Problem to work on: Locate every line that holds the string "greeting" and copy it.

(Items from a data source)
============================================================

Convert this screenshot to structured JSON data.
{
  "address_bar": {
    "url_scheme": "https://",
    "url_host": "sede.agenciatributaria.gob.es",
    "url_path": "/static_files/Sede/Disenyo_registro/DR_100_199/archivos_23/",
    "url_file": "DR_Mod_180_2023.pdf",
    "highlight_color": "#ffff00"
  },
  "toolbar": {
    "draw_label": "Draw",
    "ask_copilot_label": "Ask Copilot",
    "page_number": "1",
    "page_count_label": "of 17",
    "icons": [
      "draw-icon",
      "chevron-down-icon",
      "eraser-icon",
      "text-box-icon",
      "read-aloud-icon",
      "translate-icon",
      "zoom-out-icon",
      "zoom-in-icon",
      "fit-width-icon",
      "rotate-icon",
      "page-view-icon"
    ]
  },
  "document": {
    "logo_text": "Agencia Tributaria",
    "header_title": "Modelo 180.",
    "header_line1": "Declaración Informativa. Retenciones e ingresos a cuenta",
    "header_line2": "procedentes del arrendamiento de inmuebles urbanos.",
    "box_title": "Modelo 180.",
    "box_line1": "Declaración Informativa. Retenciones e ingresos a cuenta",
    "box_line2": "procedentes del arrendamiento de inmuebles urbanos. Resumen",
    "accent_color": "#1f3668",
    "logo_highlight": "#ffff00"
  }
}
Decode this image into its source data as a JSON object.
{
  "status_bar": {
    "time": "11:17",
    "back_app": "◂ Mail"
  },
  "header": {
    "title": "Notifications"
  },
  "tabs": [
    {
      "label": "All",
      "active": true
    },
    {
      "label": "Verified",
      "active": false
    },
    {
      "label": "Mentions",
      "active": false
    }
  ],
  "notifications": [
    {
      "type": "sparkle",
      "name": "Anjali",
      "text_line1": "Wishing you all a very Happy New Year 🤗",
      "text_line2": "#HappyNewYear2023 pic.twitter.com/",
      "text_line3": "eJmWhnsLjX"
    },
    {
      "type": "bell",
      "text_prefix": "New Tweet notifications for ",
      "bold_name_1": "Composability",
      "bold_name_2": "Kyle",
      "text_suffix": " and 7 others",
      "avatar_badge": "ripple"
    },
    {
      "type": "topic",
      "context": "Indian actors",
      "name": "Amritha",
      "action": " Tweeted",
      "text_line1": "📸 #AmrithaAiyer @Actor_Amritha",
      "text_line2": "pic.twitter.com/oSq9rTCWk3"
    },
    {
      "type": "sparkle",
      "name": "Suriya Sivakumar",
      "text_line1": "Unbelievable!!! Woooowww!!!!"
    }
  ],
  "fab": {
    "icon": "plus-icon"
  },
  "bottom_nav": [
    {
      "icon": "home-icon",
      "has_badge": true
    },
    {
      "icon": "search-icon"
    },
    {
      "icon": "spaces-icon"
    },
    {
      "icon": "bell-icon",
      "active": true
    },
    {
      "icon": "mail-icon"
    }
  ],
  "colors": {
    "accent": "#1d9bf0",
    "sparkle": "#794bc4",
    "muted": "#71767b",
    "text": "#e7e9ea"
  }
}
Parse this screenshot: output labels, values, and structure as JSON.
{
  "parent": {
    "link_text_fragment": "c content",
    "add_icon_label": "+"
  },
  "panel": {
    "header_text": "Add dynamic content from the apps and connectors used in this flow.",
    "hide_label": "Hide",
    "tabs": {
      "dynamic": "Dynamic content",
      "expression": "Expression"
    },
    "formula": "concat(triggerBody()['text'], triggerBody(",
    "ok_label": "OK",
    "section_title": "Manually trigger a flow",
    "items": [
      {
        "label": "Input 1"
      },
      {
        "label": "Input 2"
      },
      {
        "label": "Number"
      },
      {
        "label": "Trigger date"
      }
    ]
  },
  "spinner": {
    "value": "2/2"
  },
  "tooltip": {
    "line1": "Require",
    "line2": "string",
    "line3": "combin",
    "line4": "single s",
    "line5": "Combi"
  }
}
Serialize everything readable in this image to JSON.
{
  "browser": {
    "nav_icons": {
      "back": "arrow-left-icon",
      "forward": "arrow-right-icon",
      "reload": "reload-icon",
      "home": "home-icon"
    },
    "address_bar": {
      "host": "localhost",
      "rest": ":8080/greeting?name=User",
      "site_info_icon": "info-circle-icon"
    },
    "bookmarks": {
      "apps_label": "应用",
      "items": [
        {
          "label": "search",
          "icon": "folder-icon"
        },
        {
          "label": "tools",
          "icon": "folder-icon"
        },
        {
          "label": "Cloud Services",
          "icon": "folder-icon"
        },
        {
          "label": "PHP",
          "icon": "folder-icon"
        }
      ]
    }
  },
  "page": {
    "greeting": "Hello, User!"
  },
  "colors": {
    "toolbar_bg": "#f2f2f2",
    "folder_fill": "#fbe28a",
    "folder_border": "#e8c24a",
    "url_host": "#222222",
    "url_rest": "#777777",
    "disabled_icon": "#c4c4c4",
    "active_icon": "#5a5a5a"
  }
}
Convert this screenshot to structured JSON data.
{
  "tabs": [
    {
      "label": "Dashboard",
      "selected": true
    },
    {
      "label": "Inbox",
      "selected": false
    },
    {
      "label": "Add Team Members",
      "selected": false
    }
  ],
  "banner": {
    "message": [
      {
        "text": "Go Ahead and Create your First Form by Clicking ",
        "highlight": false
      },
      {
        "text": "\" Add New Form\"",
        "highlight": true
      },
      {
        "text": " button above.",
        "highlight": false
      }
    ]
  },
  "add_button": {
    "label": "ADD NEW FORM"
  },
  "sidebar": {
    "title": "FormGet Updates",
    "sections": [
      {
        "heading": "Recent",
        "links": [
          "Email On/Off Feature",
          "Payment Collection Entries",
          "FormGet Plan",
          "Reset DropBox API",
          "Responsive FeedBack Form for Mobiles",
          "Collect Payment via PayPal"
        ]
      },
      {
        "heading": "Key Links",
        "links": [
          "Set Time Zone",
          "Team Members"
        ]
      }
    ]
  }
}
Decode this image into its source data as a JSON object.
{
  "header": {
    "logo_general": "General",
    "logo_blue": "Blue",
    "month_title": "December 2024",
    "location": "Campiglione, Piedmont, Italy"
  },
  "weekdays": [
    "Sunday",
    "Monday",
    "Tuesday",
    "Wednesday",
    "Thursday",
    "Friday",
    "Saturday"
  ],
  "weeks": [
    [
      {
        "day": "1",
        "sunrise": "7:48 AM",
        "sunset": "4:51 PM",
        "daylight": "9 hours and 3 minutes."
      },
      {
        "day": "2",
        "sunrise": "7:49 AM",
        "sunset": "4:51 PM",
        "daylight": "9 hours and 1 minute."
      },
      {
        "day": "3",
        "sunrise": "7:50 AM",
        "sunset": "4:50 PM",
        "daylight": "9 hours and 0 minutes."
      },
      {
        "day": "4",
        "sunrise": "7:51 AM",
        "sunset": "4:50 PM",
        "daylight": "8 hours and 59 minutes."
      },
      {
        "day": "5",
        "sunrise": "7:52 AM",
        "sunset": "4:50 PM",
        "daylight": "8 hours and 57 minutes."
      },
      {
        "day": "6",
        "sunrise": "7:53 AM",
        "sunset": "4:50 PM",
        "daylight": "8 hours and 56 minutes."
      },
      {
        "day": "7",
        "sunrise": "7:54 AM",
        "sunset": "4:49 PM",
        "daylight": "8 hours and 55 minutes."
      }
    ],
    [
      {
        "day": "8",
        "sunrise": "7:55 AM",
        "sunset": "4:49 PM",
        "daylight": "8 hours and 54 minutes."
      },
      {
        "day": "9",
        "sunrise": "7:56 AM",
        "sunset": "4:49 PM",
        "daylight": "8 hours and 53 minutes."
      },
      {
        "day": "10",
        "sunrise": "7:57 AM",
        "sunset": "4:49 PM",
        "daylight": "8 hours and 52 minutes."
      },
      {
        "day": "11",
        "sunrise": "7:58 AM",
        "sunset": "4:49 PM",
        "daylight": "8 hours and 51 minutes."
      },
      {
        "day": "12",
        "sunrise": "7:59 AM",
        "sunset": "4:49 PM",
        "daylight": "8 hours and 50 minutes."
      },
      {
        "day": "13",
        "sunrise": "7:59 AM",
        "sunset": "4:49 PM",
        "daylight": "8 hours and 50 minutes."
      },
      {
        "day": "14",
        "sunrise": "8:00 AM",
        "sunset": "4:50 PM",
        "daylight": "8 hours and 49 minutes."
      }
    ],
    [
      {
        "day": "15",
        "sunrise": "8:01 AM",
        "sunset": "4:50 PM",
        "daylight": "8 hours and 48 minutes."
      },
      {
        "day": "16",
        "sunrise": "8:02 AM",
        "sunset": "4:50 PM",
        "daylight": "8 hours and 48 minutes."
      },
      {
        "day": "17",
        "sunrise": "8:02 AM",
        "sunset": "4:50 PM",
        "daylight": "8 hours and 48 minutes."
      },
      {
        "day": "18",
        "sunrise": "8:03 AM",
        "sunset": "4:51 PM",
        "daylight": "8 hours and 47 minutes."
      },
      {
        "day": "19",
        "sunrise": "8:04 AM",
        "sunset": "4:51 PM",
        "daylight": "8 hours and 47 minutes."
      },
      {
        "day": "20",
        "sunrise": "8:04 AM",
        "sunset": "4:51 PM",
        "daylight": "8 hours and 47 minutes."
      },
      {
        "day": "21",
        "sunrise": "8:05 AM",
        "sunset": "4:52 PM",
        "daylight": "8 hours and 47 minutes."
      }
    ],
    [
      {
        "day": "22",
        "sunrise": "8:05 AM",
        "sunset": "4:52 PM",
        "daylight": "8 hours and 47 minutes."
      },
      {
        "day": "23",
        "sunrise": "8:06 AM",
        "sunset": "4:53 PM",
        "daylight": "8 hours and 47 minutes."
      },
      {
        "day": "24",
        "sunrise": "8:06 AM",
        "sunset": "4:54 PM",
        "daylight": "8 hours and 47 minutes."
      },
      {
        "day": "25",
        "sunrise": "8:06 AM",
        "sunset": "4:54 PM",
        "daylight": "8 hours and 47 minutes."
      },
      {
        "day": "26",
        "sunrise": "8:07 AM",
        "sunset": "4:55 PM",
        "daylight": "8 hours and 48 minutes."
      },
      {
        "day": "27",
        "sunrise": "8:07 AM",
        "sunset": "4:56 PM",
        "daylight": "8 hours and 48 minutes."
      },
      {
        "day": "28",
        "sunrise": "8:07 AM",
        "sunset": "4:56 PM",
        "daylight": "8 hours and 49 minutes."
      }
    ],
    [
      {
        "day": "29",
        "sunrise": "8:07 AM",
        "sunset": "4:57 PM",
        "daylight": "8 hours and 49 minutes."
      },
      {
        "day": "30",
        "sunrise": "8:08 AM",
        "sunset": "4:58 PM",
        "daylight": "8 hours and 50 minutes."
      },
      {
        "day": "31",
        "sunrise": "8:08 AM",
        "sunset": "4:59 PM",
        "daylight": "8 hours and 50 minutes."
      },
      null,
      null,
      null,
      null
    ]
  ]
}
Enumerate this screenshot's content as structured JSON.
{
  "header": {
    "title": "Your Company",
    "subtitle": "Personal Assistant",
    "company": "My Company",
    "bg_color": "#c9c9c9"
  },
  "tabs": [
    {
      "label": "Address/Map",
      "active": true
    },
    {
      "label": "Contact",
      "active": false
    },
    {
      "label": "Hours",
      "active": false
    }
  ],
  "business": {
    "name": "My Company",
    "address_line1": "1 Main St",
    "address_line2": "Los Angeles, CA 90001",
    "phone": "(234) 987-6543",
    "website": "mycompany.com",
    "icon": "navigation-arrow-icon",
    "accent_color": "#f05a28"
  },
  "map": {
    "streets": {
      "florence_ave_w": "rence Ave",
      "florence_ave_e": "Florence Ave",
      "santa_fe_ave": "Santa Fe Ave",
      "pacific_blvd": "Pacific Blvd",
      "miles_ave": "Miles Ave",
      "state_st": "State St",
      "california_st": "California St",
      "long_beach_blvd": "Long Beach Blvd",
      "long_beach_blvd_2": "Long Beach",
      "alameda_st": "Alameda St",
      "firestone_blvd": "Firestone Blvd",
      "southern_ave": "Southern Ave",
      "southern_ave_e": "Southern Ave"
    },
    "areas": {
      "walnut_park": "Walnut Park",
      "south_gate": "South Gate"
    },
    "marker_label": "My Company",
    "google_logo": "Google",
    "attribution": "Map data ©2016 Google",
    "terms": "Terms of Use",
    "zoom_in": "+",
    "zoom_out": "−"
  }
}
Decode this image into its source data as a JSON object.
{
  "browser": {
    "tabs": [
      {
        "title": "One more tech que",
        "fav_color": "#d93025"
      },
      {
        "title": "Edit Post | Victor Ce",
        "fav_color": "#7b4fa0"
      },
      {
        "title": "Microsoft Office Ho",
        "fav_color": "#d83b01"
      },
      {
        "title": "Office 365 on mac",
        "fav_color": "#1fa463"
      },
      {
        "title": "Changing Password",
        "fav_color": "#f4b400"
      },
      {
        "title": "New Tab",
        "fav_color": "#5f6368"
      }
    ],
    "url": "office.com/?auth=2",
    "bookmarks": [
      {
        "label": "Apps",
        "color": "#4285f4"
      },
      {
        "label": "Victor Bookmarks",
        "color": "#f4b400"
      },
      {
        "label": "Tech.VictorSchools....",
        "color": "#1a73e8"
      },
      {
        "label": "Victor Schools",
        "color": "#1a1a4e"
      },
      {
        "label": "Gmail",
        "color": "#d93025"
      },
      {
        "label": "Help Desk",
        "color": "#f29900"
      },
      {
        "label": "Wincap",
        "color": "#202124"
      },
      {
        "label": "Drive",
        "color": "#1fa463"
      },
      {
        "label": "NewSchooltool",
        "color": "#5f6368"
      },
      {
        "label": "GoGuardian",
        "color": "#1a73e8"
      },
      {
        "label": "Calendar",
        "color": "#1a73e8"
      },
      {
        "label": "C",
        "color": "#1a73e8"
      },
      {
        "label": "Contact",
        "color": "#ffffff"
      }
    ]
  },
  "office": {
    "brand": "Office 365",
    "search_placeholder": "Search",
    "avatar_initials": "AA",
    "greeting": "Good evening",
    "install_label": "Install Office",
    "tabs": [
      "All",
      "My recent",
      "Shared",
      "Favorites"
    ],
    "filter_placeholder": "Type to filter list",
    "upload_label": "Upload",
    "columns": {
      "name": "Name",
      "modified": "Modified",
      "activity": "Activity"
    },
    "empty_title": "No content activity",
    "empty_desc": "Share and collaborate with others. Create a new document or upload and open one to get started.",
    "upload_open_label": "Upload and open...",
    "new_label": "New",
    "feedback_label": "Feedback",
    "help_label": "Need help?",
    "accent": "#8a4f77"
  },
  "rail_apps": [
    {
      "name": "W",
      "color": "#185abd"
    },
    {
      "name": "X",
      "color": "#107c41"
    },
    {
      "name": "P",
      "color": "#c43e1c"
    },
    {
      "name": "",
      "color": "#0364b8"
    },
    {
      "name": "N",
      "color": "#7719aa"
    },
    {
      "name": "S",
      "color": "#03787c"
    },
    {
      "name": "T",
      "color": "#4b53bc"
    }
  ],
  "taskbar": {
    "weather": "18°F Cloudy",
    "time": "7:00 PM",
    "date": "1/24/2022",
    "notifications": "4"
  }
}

============================================================

Task solution:
      "rest": ":8080/greeting?name=User",
    "greeting": "Hello, User!"
    "greeting": "Good evening",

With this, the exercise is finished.